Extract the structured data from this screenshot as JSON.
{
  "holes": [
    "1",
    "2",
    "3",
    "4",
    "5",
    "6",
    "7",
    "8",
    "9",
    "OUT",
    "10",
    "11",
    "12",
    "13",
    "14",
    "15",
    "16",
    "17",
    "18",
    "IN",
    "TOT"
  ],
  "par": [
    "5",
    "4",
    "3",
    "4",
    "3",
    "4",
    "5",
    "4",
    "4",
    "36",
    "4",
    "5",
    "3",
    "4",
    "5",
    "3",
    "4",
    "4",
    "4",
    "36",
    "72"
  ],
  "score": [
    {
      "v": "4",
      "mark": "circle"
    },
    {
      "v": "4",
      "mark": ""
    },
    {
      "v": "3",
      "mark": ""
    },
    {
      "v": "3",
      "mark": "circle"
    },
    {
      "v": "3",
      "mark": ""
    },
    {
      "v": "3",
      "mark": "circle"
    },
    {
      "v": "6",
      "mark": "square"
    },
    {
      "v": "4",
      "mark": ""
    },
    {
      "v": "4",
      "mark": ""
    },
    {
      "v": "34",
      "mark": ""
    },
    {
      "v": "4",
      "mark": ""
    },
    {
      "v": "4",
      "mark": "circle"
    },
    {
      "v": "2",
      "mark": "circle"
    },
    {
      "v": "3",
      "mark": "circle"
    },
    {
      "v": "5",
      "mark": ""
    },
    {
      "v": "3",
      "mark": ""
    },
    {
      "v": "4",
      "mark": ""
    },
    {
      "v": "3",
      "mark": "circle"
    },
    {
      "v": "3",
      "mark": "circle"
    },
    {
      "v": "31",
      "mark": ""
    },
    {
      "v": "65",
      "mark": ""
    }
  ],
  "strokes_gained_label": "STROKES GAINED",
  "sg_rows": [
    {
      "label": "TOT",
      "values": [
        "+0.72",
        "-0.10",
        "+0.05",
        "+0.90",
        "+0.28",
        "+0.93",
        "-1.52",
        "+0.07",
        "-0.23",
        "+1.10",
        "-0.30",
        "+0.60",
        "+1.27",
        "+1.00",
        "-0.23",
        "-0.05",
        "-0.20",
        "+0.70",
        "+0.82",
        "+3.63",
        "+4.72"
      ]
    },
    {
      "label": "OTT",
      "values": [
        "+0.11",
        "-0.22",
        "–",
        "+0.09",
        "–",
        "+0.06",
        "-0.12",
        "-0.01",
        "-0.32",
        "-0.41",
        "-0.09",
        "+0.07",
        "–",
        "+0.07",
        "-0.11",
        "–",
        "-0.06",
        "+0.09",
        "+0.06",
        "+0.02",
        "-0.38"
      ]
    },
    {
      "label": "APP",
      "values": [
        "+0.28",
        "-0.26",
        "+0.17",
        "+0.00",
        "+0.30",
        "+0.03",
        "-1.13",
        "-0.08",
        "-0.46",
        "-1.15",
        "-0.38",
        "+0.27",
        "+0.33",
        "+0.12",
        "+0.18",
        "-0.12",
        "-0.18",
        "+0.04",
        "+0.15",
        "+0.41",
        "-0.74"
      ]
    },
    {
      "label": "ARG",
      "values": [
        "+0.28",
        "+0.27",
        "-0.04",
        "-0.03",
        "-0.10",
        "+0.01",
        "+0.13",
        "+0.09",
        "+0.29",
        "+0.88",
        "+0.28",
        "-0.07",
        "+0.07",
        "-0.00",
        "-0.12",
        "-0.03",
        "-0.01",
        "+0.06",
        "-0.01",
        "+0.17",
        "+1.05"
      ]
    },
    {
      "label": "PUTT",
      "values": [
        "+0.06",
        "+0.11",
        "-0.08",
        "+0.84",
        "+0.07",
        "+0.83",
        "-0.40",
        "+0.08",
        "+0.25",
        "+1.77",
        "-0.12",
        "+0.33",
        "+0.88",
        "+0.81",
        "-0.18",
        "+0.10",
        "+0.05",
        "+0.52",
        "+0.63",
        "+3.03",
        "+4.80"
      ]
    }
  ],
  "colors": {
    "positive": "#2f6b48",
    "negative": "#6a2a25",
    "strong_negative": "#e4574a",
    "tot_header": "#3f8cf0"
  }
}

* * *

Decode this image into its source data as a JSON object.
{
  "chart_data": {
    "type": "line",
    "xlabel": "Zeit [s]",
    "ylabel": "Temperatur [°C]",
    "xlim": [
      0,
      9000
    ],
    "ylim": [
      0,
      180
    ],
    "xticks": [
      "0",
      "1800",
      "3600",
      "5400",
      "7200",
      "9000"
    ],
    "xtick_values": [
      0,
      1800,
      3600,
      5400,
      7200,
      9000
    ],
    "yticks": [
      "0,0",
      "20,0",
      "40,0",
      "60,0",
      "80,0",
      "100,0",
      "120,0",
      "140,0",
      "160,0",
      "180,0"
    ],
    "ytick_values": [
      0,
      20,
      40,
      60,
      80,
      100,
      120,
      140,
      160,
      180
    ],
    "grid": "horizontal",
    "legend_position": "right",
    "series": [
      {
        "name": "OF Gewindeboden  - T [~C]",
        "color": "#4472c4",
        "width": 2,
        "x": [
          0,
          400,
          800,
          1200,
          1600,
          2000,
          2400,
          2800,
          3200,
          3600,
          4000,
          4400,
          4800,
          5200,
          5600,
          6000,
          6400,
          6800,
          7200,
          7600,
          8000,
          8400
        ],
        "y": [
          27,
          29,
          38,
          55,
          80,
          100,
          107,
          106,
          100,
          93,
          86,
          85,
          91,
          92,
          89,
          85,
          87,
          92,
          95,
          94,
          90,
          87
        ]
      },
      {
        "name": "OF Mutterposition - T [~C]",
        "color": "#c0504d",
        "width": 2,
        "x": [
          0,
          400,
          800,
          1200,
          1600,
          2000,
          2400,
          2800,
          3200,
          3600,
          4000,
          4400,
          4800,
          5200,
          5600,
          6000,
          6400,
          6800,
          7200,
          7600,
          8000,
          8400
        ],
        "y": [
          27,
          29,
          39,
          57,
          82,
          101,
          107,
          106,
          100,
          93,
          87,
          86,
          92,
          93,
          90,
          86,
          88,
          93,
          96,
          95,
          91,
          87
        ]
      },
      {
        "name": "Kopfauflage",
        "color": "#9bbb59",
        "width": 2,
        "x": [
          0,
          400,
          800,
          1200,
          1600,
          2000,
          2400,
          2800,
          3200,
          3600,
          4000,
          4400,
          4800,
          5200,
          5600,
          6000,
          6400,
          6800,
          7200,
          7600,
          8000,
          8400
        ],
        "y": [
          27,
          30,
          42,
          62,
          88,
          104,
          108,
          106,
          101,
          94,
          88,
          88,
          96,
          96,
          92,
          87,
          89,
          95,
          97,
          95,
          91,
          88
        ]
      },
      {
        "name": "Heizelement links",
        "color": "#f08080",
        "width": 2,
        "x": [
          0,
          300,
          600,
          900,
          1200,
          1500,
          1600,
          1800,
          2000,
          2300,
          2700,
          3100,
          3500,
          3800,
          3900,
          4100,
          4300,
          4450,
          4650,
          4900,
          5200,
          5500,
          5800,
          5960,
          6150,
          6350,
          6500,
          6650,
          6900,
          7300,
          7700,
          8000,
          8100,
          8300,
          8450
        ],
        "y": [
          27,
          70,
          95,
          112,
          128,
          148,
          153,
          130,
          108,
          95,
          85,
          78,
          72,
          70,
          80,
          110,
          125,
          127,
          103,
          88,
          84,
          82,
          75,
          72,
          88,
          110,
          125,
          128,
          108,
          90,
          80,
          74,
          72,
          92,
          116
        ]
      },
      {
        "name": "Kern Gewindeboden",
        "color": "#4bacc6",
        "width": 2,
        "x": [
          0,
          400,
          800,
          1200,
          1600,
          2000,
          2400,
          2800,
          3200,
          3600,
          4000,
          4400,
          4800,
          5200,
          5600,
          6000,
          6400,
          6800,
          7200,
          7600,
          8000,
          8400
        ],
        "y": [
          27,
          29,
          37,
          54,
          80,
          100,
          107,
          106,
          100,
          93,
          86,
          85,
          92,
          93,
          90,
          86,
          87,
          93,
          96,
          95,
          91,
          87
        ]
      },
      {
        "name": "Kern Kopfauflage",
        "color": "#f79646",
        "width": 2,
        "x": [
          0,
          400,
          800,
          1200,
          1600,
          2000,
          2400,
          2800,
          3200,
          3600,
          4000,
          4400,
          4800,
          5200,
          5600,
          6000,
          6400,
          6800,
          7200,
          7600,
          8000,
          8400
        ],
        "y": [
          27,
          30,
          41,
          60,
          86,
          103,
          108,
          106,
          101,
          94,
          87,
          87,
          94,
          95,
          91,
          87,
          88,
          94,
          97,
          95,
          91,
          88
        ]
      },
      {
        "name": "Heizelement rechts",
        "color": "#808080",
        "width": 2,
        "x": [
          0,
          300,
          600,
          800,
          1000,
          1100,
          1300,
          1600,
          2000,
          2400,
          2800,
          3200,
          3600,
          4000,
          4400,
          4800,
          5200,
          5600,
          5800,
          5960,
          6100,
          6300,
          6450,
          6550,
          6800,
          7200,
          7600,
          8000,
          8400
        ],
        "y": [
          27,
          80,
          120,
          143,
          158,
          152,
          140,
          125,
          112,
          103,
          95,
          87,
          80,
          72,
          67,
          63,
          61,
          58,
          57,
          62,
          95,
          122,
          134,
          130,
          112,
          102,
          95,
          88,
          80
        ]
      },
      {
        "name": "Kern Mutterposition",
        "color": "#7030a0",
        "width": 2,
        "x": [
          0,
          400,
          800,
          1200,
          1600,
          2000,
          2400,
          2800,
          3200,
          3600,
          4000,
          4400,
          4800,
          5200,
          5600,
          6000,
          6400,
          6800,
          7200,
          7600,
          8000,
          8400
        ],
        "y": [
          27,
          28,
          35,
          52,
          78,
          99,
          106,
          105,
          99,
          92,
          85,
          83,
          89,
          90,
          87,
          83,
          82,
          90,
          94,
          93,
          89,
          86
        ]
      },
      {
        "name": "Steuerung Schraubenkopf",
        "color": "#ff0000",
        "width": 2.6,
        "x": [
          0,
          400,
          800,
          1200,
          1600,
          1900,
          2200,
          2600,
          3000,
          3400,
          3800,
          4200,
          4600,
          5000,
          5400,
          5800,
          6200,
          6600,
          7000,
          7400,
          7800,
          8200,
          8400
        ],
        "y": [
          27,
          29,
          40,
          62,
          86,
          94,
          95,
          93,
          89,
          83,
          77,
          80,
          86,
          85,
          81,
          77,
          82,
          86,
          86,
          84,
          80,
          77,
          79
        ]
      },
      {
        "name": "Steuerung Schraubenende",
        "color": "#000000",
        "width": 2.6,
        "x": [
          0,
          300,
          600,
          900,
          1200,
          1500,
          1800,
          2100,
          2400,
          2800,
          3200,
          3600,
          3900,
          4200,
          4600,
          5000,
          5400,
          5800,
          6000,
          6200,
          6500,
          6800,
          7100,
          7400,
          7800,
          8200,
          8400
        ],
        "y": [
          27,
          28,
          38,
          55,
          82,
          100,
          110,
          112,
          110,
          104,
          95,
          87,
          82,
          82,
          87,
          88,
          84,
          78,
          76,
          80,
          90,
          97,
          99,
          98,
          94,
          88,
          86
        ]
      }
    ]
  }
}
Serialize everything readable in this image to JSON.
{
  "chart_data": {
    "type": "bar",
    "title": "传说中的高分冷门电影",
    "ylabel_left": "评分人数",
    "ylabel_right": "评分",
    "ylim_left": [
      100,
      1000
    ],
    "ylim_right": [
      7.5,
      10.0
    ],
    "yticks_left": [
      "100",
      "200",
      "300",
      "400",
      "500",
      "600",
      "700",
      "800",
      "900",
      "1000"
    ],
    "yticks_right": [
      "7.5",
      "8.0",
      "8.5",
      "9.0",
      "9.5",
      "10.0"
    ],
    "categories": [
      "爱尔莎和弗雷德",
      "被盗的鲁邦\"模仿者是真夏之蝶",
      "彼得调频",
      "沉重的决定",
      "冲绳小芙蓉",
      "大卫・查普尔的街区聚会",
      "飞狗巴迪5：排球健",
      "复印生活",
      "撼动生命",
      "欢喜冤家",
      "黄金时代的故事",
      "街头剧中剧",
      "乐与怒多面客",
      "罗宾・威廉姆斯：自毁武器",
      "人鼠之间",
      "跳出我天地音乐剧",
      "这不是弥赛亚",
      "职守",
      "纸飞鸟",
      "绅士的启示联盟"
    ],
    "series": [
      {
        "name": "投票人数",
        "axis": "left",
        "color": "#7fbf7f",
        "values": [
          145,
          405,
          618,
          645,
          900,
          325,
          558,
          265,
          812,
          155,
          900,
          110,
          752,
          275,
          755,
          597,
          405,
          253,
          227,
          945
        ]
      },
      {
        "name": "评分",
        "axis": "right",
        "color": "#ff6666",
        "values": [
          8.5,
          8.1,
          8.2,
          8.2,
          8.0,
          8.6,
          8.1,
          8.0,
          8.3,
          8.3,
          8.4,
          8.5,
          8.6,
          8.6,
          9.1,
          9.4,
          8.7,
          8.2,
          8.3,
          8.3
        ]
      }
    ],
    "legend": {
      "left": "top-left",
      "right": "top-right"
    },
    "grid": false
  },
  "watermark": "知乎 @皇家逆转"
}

WHAT THE TASK ASKS —
Gather up the lines that contain the word "this".

EXERCISE ANSWER —
Extract the structured data from this screenshot as JSON.
Decode this image into its source data as a JSON object.
Serialize everything readable in this image to JSON.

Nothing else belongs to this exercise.